--- START ---
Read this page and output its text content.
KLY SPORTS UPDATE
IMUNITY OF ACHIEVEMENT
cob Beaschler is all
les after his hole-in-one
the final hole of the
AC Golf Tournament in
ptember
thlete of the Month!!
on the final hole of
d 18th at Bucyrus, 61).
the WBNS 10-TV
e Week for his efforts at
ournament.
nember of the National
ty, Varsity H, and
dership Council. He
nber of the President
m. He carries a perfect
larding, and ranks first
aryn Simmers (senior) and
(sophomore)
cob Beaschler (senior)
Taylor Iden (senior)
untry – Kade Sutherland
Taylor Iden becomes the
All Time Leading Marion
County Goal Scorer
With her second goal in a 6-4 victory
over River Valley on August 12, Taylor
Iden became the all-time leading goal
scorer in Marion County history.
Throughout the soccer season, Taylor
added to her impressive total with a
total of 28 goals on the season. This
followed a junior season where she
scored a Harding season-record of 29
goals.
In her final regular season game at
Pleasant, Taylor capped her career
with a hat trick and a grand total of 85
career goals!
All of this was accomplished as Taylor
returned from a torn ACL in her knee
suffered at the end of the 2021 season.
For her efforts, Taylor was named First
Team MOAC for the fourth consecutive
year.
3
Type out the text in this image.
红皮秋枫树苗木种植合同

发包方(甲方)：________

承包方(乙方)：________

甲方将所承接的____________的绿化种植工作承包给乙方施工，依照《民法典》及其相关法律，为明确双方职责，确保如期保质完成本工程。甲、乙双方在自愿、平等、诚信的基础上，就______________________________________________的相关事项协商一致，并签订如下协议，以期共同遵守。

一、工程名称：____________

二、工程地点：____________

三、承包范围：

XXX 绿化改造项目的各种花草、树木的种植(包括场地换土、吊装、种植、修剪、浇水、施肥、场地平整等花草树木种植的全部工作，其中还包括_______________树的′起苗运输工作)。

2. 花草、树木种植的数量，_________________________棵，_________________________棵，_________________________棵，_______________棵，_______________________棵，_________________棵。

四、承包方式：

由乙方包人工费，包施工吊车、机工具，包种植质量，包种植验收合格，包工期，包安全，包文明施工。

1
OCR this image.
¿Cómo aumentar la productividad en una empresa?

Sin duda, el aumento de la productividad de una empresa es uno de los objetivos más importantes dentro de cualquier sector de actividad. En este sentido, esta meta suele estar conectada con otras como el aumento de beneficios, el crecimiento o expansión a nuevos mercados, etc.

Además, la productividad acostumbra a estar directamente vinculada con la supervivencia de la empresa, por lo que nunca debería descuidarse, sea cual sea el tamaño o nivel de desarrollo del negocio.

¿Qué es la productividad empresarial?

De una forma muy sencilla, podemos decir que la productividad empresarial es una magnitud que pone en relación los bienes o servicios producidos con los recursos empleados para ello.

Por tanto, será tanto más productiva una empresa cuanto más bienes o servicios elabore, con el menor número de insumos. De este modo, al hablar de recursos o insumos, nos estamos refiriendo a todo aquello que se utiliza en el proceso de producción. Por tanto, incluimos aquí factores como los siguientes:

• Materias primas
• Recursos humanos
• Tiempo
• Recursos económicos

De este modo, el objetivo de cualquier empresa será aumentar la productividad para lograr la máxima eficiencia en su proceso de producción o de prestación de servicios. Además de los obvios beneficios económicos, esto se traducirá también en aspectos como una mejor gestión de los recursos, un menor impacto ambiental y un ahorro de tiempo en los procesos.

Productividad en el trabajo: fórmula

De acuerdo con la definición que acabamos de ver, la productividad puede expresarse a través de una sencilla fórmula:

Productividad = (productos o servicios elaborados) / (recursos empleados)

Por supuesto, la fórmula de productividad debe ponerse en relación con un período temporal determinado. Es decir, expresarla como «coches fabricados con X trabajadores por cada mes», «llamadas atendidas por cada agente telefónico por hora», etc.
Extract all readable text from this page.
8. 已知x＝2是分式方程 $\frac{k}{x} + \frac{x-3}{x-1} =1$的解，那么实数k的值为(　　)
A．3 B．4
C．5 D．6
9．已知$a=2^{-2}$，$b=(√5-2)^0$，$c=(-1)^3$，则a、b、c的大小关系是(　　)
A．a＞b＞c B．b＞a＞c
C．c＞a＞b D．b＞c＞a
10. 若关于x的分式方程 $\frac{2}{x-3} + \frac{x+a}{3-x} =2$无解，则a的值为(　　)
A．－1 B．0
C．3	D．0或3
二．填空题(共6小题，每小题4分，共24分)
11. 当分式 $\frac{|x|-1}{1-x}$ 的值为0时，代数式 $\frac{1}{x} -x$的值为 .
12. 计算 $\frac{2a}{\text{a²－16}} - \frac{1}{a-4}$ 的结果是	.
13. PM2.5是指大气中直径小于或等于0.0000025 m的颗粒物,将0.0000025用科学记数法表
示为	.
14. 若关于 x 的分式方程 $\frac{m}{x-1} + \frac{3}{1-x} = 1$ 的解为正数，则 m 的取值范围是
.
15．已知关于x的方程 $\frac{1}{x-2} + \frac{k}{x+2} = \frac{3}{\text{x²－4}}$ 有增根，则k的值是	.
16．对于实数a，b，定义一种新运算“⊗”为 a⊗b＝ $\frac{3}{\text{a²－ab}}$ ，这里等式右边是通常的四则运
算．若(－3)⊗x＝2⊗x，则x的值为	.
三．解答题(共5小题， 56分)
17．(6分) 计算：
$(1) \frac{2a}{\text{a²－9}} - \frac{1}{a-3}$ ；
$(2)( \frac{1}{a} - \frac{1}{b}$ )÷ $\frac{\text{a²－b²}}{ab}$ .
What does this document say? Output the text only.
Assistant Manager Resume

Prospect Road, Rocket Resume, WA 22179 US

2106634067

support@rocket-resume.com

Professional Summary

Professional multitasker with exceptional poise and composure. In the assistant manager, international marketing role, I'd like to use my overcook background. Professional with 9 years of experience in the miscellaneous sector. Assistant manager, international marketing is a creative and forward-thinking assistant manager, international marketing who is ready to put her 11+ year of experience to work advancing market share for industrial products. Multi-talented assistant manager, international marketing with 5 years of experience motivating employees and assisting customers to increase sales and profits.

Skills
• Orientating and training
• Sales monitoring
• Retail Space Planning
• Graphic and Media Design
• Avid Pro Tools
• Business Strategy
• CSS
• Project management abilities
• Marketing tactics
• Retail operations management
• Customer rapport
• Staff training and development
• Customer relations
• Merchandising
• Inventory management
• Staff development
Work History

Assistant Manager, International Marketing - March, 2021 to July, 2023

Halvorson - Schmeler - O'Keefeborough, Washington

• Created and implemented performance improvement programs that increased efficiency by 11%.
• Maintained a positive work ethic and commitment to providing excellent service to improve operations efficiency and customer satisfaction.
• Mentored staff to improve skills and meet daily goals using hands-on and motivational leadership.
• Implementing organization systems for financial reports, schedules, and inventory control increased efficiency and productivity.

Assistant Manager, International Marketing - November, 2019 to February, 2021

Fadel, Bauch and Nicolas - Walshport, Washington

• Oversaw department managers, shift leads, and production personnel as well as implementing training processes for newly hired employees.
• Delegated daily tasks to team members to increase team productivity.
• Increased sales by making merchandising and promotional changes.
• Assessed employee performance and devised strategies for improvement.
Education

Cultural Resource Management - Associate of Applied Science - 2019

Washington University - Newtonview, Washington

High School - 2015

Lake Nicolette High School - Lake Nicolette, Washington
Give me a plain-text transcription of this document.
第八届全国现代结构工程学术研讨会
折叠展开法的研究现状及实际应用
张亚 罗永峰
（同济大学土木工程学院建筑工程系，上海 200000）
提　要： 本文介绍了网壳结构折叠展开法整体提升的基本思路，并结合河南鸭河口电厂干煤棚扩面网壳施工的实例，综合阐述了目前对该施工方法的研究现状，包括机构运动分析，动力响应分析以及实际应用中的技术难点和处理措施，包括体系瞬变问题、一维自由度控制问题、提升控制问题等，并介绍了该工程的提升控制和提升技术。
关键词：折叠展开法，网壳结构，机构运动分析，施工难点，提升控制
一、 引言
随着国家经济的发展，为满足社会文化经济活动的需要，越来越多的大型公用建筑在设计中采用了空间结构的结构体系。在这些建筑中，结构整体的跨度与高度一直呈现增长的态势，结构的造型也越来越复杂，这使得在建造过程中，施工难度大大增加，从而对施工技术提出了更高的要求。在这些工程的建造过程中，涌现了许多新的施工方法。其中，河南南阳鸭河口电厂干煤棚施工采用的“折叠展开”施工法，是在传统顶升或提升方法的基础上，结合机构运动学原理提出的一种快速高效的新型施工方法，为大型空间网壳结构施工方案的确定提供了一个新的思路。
--- END ---
Your instructions: Scan the records above and report how many lines include the word "menor", without any other text.

Response for this exercise: 2